START EXERCISE MATERIALS

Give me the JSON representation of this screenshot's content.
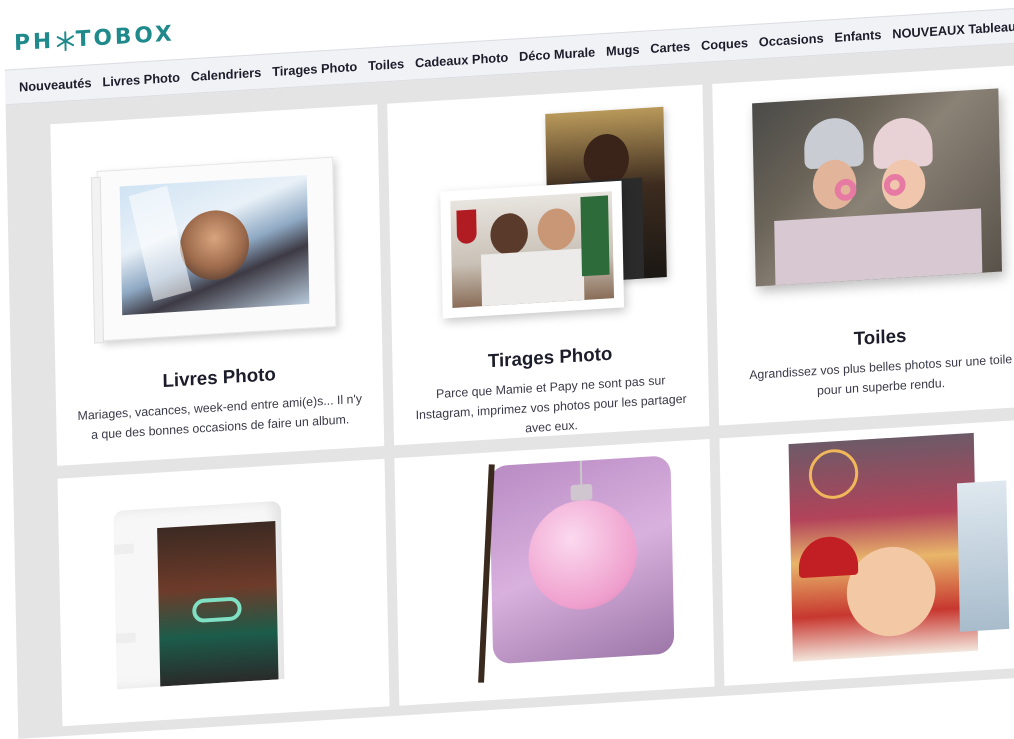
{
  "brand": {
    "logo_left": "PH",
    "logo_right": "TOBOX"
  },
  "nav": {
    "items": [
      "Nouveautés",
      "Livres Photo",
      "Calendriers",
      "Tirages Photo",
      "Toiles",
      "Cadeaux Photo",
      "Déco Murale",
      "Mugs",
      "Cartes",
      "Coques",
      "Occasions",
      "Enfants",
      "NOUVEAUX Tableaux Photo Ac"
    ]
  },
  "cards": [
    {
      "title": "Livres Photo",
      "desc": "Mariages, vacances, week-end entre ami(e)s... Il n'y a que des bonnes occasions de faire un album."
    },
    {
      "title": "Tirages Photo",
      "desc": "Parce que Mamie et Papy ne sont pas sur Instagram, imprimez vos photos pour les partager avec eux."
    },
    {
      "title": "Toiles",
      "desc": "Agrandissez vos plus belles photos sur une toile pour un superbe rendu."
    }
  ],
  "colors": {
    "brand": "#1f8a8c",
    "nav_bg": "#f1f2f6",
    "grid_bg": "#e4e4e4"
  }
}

END EXERCISE MATERIALS
START EXERCISE MATERIALS

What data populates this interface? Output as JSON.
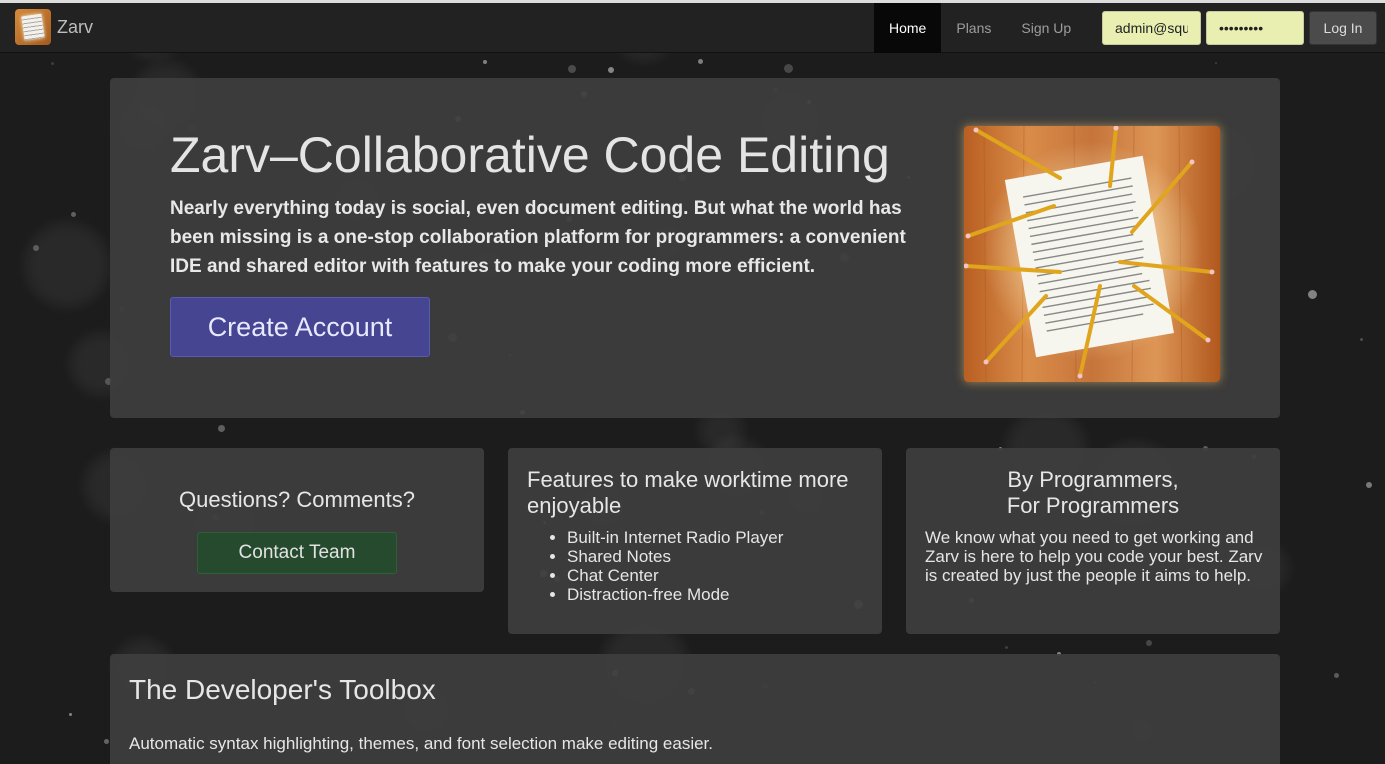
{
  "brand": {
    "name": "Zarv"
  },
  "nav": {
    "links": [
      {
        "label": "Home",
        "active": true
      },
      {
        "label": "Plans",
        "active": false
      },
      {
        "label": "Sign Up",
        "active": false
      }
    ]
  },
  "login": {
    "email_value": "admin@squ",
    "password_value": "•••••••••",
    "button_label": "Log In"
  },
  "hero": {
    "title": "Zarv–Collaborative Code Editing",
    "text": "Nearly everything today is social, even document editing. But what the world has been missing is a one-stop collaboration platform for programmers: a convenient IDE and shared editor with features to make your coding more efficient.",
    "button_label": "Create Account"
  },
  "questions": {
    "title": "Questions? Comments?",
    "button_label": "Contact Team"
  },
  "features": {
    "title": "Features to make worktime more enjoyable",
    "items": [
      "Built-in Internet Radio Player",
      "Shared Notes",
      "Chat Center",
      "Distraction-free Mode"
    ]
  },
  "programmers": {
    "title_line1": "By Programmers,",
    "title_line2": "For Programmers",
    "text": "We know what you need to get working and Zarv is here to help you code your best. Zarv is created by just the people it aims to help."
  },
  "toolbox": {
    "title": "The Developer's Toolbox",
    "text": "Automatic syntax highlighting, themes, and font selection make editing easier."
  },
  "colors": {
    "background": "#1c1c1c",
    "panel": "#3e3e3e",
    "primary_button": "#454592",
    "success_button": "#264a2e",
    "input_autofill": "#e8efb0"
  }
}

END EXERCISE MATERIALS

» **EXERCISE**:
Search the entries for the word "photos" and pick out every line that holds it.

» **TASK RESULT**:
      "desc": "Parce que Mamie et Papy ne sont pas sur Instagram, imprimez vos photos pour les partager avec eux."
      "desc": "Agrandissez vos plus belles photos sur une toile pour un superbe rendu."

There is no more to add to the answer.